WHAT TO PRODUCE: Restate all of the data exactly.

DATA EXTRACT:

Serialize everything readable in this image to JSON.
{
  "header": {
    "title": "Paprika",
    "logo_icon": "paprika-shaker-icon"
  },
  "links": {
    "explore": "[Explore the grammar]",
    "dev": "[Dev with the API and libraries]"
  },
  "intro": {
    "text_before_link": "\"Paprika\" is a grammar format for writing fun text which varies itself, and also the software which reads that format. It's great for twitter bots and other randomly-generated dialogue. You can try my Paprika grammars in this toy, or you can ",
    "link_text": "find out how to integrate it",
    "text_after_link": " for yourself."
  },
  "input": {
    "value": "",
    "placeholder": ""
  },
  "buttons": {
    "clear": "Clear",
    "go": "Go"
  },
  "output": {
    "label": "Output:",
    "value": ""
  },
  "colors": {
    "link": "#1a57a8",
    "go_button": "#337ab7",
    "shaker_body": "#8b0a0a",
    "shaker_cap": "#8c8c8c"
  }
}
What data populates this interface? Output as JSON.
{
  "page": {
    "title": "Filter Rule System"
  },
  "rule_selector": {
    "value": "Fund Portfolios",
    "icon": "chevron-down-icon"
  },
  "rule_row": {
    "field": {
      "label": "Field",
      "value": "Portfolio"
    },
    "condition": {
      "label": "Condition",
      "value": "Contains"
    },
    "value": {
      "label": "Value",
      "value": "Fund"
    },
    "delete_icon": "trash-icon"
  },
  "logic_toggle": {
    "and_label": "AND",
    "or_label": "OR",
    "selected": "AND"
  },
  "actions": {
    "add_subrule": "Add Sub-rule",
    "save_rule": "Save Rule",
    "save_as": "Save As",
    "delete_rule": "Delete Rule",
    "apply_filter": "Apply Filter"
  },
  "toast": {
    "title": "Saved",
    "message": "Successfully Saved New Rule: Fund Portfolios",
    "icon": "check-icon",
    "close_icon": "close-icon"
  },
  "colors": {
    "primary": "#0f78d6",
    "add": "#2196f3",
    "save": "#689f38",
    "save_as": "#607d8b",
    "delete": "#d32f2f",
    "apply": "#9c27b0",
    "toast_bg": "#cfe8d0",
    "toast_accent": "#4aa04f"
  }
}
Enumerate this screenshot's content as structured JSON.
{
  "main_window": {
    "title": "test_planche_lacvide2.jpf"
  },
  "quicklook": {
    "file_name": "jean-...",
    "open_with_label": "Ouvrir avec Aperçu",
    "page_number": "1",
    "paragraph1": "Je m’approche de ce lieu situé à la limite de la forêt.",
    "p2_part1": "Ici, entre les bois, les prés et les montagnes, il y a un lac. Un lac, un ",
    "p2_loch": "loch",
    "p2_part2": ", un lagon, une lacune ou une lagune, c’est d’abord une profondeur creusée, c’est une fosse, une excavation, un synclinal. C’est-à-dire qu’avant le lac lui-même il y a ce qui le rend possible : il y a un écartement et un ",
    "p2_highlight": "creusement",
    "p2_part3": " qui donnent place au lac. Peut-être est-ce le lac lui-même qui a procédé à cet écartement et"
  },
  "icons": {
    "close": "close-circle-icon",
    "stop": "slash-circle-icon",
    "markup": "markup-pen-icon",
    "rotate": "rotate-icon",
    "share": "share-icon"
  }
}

FINAL RESULT:
Serialize everything readable in this image to JSON.
{
  "header": {
    "title": "Paprika",
    "logo_icon": "paprika-shaker-icon"
  },
  "links": {
    "explore": "[Explore the grammar]",
    "dev": "[Dev with the API and libraries]"
  },
  "intro": {
    "text_before_link": "\"Paprika\" is a grammar format for writing fun text which varies itself, and also the software which reads that format. It's great for twitter bots and other randomly-generated dialogue. You can try my Paprika grammars in this toy, or you can ",
    "link_text": "find out how to integrate it",
    "text_after_link": " for yourself."
  },
  "input": {
    "value": "",
    "placeholder": ""
  },
  "buttons": {
    "clear": "Clear",
    "go": "Go"
  },
  "output": {
    "label": "Output:",
    "value": ""
  },
  "colors": {
    "link": "#1a57a8",
    "go_button": "#337ab7",
    "shaker_body": "#8b0a0a",
    "shaker_cap": "#8c8c8c"
  }
}
What data populates this interface? Output as JSON.
{
  "page": {
    "title": "Filter Rule System"
  },
  "rule_selector": {
    "value": "Fund Portfolios",
    "icon": "chevron-down-icon"
  },
  "rule_row": {
    "field": {
      "label": "Field",
      "value": "Portfolio"
    },
    "condition": {
      "label": "Condition",
      "value": "Contains"
    },
    "value": {
      "label": "Value",
      "value": "Fund"
    },
    "delete_icon": "trash-icon"
  },
  "logic_toggle": {
    "and_label": "AND",
    "or_label": "OR",
    "selected": "AND"
  },
  "actions": {
    "add_subrule": "Add Sub-rule",
    "save_rule": "Save Rule",
    "save_as": "Save As",
    "delete_rule": "Delete Rule",
    "apply_filter": "Apply Filter"
  },
  "toast": {
    "title": "Saved",
    "message": "Successfully Saved New Rule: Fund Portfolios",
    "icon": "check-icon",
    "close_icon": "close-icon"
  },
  "colors": {
    "primary": "#0f78d6",
    "add": "#2196f3",
    "save": "#689f38",
    "save_as": "#607d8b",
    "delete": "#d32f2f",
    "apply": "#9c27b0",
    "toast_bg": "#cfe8d0",
    "toast_accent": "#4aa04f"
  }
}
Enumerate this screenshot's content as structured JSON.
{
  "main_window": {
    "title": "test_planche_lacvide2.jpf"
  },
  "quicklook": {
    "file_name": "jean-...",
    "open_with_label": "Ouvrir avec Aperçu",
    "page_number": "1",
    "paragraph1": "Je m’approche de ce lieu situé à la limite de la forêt.",
    "p2_part1": "Ici, entre les bois, les prés et les montagnes, il y a un lac. Un lac, un ",
    "p2_loch": "loch",
    "p2_part2": ", un lagon, une lacune ou une lagune, c’est d’abord une profondeur creusée, c’est une fosse, une excavation, un synclinal. C’est-à-dire qu’avant le lac lui-même il y a ce qui le rend possible : il y a un écartement et un ",
    "p2_highlight": "creusement",
    "p2_part3": " qui donnent place au lac. Peut-être est-ce le lac lui-même qui a procédé à cet écartement et"
  },
  "icons": {
    "close": "close-circle-icon",
    "stop": "slash-circle-icon",
    "markup": "markup-pen-icon",
    "rotate": "rotate-icon",
    "share": "share-icon"
  }
}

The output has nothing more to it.